***** PROVIDED RECORDS *****

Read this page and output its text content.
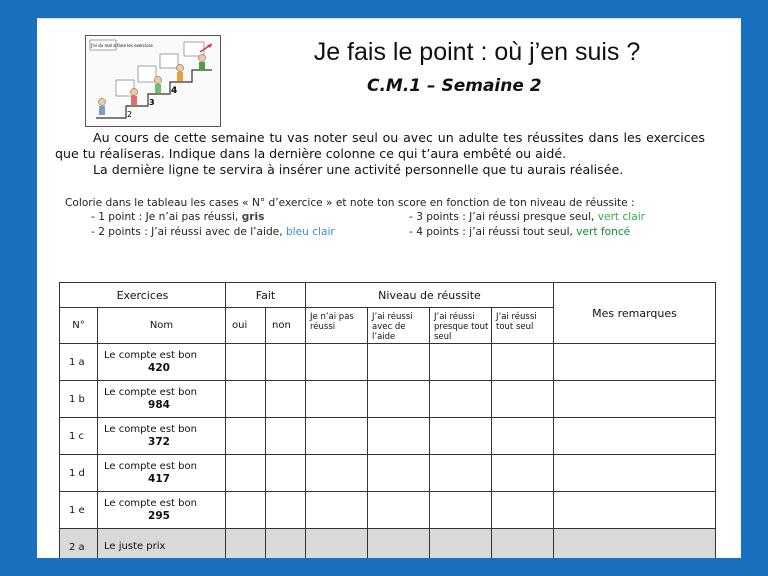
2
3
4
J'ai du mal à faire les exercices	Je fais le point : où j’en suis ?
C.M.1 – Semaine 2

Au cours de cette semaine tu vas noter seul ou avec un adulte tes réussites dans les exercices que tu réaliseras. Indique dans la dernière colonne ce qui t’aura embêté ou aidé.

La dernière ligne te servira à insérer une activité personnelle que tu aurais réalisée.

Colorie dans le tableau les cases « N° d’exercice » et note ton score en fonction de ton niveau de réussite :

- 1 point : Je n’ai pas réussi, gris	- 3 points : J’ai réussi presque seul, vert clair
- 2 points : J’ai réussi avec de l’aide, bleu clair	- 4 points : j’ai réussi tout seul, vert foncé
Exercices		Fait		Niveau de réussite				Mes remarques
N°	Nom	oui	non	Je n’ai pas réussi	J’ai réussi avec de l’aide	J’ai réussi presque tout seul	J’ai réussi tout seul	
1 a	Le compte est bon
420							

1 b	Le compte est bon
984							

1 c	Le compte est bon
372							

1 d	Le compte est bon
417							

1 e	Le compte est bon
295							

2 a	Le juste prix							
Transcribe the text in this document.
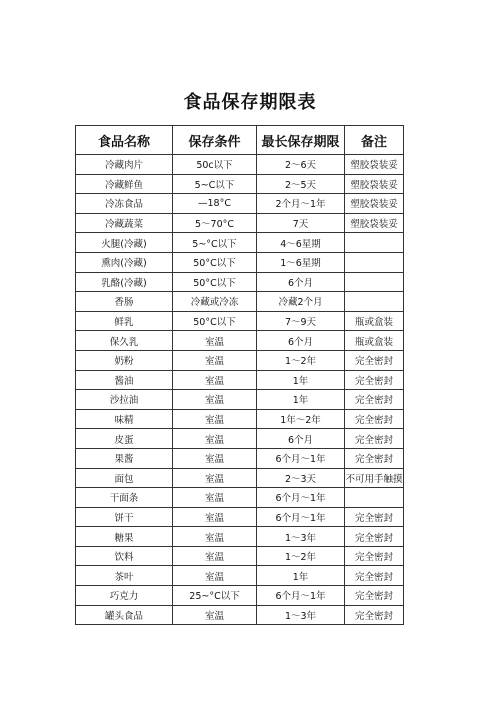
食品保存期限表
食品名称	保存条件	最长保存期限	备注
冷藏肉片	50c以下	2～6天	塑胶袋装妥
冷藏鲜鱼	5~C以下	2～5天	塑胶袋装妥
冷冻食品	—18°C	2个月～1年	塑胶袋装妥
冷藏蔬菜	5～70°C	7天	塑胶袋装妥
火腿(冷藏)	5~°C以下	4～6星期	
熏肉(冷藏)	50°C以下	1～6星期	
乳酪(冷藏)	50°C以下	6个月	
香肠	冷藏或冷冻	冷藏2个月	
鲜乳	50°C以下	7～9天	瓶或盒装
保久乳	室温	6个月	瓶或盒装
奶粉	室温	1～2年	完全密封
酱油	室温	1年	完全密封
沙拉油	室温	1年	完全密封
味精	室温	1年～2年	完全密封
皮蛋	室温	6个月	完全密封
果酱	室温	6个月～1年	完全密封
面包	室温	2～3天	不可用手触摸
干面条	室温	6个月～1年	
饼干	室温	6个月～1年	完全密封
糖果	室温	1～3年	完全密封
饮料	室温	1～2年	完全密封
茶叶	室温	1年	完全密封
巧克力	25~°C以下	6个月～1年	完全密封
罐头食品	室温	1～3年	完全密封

*****

● TASK BRIEF
Return each line in the records that holds the string "vert".

● OUTPUT FOR THIS EXERCISE
- 1 point : Je n’ai pas réussi, gris	- 3 points : J’ai réussi presque seul, vert clair
- 2 points : J’ai réussi avec de l’aide, bleu clair	- 4 points : j’ai réussi tout seul, vert foncé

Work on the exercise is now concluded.